TASK DIRECTIONS:
Repeat the records below exactly.

Saved data entries:
* * * * *

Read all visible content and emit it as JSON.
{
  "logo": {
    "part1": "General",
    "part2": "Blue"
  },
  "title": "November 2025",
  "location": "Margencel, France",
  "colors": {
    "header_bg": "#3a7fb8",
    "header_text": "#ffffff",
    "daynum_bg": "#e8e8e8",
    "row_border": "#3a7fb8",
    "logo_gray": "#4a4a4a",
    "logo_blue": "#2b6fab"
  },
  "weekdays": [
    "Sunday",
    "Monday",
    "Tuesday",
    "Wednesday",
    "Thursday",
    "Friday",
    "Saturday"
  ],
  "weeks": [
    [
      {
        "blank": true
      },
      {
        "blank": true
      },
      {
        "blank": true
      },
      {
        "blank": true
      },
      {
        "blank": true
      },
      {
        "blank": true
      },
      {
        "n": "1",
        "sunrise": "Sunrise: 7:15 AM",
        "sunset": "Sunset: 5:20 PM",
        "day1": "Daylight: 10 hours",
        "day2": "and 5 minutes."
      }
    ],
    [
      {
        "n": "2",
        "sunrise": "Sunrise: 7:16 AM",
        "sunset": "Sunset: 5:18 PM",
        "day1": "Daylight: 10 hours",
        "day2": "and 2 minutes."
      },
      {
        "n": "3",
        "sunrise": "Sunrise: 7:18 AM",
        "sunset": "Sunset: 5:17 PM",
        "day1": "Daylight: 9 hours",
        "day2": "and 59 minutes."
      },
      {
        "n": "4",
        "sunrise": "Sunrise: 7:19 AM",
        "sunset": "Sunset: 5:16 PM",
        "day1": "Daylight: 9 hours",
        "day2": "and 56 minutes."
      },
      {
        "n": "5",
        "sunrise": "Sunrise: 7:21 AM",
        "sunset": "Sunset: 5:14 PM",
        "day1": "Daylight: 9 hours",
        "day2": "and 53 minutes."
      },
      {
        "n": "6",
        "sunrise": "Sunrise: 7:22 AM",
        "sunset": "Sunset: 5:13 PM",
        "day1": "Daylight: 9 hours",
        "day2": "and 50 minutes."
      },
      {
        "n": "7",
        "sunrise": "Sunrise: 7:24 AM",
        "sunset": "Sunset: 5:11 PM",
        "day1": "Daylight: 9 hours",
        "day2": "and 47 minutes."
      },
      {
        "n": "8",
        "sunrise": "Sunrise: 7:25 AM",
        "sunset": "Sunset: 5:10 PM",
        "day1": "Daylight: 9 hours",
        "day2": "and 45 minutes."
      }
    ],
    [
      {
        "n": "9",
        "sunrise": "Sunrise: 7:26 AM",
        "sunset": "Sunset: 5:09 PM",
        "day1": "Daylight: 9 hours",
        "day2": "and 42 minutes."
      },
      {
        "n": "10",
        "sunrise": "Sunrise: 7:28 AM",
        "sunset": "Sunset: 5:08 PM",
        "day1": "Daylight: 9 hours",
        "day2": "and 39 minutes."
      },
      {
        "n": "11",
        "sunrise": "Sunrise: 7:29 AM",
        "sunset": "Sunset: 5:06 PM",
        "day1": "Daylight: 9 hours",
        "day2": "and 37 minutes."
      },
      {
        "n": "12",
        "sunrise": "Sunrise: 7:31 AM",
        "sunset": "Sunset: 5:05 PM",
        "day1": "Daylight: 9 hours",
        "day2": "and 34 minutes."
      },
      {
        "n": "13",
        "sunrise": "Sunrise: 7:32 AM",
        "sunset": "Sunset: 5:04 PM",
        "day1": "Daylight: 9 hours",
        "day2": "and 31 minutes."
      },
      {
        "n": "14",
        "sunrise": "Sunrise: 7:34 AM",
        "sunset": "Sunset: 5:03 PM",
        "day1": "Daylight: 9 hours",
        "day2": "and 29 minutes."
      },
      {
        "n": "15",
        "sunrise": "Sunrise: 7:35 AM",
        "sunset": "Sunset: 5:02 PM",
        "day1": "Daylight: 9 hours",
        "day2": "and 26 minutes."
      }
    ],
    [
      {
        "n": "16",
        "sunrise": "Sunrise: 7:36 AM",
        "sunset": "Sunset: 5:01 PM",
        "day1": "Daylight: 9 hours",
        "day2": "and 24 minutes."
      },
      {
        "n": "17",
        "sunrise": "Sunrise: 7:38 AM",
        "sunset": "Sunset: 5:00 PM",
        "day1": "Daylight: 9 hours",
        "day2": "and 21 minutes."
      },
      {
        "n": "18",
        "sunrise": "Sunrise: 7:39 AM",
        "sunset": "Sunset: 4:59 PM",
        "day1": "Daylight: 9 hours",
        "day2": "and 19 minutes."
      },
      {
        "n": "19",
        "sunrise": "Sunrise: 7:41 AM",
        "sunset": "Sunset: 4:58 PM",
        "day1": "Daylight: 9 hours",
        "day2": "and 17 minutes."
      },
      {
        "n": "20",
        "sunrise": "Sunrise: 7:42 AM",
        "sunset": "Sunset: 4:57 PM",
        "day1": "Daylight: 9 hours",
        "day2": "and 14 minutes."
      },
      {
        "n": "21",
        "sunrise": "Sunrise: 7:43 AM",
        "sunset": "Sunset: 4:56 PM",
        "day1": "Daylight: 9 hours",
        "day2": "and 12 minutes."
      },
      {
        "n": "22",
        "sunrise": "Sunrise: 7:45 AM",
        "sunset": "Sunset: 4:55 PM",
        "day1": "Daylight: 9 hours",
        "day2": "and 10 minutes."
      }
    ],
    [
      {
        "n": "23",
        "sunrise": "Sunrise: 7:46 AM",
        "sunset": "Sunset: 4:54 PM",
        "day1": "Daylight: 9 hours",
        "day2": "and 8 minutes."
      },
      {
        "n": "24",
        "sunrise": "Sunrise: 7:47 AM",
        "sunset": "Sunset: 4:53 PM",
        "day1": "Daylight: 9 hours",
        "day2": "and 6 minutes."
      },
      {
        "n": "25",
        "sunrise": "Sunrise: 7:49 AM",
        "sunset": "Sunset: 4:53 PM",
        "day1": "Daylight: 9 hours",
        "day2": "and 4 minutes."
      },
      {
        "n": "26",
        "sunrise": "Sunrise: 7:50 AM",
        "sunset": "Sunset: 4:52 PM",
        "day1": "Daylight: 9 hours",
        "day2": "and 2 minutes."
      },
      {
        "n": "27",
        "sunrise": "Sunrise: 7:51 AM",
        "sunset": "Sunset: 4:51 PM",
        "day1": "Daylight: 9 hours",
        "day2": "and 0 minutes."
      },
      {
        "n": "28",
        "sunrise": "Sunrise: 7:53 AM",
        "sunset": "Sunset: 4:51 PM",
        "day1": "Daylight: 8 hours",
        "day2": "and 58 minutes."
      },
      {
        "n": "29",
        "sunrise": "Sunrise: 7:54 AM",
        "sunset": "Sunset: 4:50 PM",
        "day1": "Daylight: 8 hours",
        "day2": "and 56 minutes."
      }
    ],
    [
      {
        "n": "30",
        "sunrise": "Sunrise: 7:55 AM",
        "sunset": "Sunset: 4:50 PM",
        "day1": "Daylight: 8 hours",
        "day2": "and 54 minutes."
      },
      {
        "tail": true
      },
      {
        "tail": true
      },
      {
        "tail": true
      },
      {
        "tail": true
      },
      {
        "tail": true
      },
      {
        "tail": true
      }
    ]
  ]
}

* * * * *

TASK RESULT:
Read all visible content and emit it as JSON.
{
  "logo": {
    "part1": "General",
    "part2": "Blue"
  },
  "title": "November 2025",
  "location": "Margencel, France",
  "colors": {
    "header_bg": "#3a7fb8",
    "header_text": "#ffffff",
    "daynum_bg": "#e8e8e8",
    "row_border": "#3a7fb8",
    "logo_gray": "#4a4a4a",
    "logo_blue": "#2b6fab"
  },
  "weekdays": [
    "Sunday",
    "Monday",
    "Tuesday",
    "Wednesday",
    "Thursday",
    "Friday",
    "Saturday"
  ],
  "weeks": [
    [
      {
        "blank": true
      },
      {
        "blank": true
      },
      {
        "blank": true
      },
      {
        "blank": true
      },
      {
        "blank": true
      },
      {
        "blank": true
      },
      {
        "n": "1",
        "sunrise": "Sunrise: 7:15 AM",
        "sunset": "Sunset: 5:20 PM",
        "day1": "Daylight: 10 hours",
        "day2": "and 5 minutes."
      }
    ],
    [
      {
        "n": "2",
        "sunrise": "Sunrise: 7:16 AM",
        "sunset": "Sunset: 5:18 PM",
        "day1": "Daylight: 10 hours",
        "day2": "and 2 minutes."
      },
      {
        "n": "3",
        "sunrise": "Sunrise: 7:18 AM",
        "sunset": "Sunset: 5:17 PM",
        "day1": "Daylight: 9 hours",
        "day2": "and 59 minutes."
      },
      {
        "n": "4",
        "sunrise": "Sunrise: 7:19 AM",
        "sunset": "Sunset: 5:16 PM",
        "day1": "Daylight: 9 hours",
        "day2": "and 56 minutes."
      },
      {
        "n": "5",
        "sunrise": "Sunrise: 7:21 AM",
        "sunset": "Sunset: 5:14 PM",
        "day1": "Daylight: 9 hours",
        "day2": "and 53 minutes."
      },
      {
        "n": "6",
        "sunrise": "Sunrise: 7:22 AM",
        "sunset": "Sunset: 5:13 PM",
        "day1": "Daylight: 9 hours",
        "day2": "and 50 minutes."
      },
      {
        "n": "7",
        "sunrise": "Sunrise: 7:24 AM",
        "sunset": "Sunset: 5:11 PM",
        "day1": "Daylight: 9 hours",
        "day2": "and 47 minutes."
      },
      {
        "n": "8",
        "sunrise": "Sunrise: 7:25 AM",
        "sunset": "Sunset: 5:10 PM",
        "day1": "Daylight: 9 hours",
        "day2": "and 45 minutes."
      }
    ],
    [
      {
        "n": "9",
        "sunrise": "Sunrise: 7:26 AM",
        "sunset": "Sunset: 5:09 PM",
        "day1": "Daylight: 9 hours",
        "day2": "and 42 minutes."
      },
      {
        "n": "10",
        "sunrise": "Sunrise: 7:28 AM",
        "sunset": "Sunset: 5:08 PM",
        "day1": "Daylight: 9 hours",
        "day2": "and 39 minutes."
      },
      {
        "n": "11",
        "sunrise": "Sunrise: 7:29 AM",
        "sunset": "Sunset: 5:06 PM",
        "day1": "Daylight: 9 hours",
        "day2": "and 37 minutes."
      },
      {
        "n": "12",
        "sunrise": "Sunrise: 7:31 AM",
        "sunset": "Sunset: 5:05 PM",
        "day1": "Daylight: 9 hours",
        "day2": "and 34 minutes."
      },
      {
        "n": "13",
        "sunrise": "Sunrise: 7:32 AM",
        "sunset": "Sunset: 5:04 PM",
        "day1": "Daylight: 9 hours",
        "day2": "and 31 minutes."
      },
      {
        "n": "14",
        "sunrise": "Sunrise: 7:34 AM",
        "sunset": "Sunset: 5:03 PM",
        "day1": "Daylight: 9 hours",
        "day2": "and 29 minutes."
      },
      {
        "n": "15",
        "sunrise": "Sunrise: 7:35 AM",
        "sunset": "Sunset: 5:02 PM",
        "day1": "Daylight: 9 hours",
        "day2": "and 26 minutes."
      }
    ],
    [
      {
        "n": "16",
        "sunrise": "Sunrise: 7:36 AM",
        "sunset": "Sunset: 5:01 PM",
        "day1": "Daylight: 9 hours",
        "day2": "and 24 minutes."
      },
      {
        "n": "17",
        "sunrise": "Sunrise: 7:38 AM",
        "sunset": "Sunset: 5:00 PM",
        "day1": "Daylight: 9 hours",
        "day2": "and 21 minutes."
      },
      {
        "n": "18",
        "sunrise": "Sunrise: 7:39 AM",
        "sunset": "Sunset: 4:59 PM",
        "day1": "Daylight: 9 hours",
        "day2": "and 19 minutes."
      },
      {
        "n": "19",
        "sunrise": "Sunrise: 7:41 AM",
        "sunset": "Sunset: 4:58 PM",
        "day1": "Daylight: 9 hours",
        "day2": "and 17 minutes."
      },
      {
        "n": "20",
        "sunrise": "Sunrise: 7:42 AM",
        "sunset": "Sunset: 4:57 PM",
        "day1": "Daylight: 9 hours",
        "day2": "and 14 minutes."
      },
      {
        "n": "21",
        "sunrise": "Sunrise: 7:43 AM",
        "sunset": "Sunset: 4:56 PM",
        "day1": "Daylight: 9 hours",
        "day2": "and 12 minutes."
      },
      {
        "n": "22",
        "sunrise": "Sunrise: 7:45 AM",
        "sunset": "Sunset: 4:55 PM",
        "day1": "Daylight: 9 hours",
        "day2": "and 10 minutes."
      }
    ],
    [
      {
        "n": "23",
        "sunrise": "Sunrise: 7:46 AM",
        "sunset": "Sunset: 4:54 PM",
        "day1": "Daylight: 9 hours",
        "day2": "and 8 minutes."
      },
      {
        "n": "24",
        "sunrise": "Sunrise: 7:47 AM",
        "sunset": "Sunset: 4:53 PM",
        "day1": "Daylight: 9 hours",
        "day2": "and 6 minutes."
      },
      {
        "n": "25",
        "sunrise": "Sunrise: 7:49 AM",
        "sunset": "Sunset: 4:53 PM",
        "day1": "Daylight: 9 hours",
        "day2": "and 4 minutes."
      },
      {
        "n": "26",
        "sunrise": "Sunrise: 7:50 AM",
        "sunset": "Sunset: 4:52 PM",
        "day1": "Daylight: 9 hours",
        "day2": "and 2 minutes."
      },
      {
        "n": "27",
        "sunrise": "Sunrise: 7:51 AM",
        "sunset": "Sunset: 4:51 PM",
        "day1": "Daylight: 9 hours",
        "day2": "and 0 minutes."
      },
      {
        "n": "28",
        "sunrise": "Sunrise: 7:53 AM",
        "sunset": "Sunset: 4:51 PM",
        "day1": "Daylight: 8 hours",
        "day2": "and 58 minutes."
      },
      {
        "n": "29",
        "sunrise": "Sunrise: 7:54 AM",
        "sunset": "Sunset: 4:50 PM",
        "day1": "Daylight: 8 hours",
        "day2": "and 56 minutes."
      }
    ],
    [
      {
        "n": "30",
        "sunrise": "Sunrise: 7:55 AM",
        "sunset": "Sunset: 4:50 PM",
        "day1": "Daylight: 8 hours",
        "day2": "and 54 minutes."
      },
      {
        "tail": true
      },
      {
        "tail": true
      },
      {
        "tail": true
      },
      {
        "tail": true
      },
      {
        "tail": true
      },
      {
        "tail": true
      }
    ]
  ]
}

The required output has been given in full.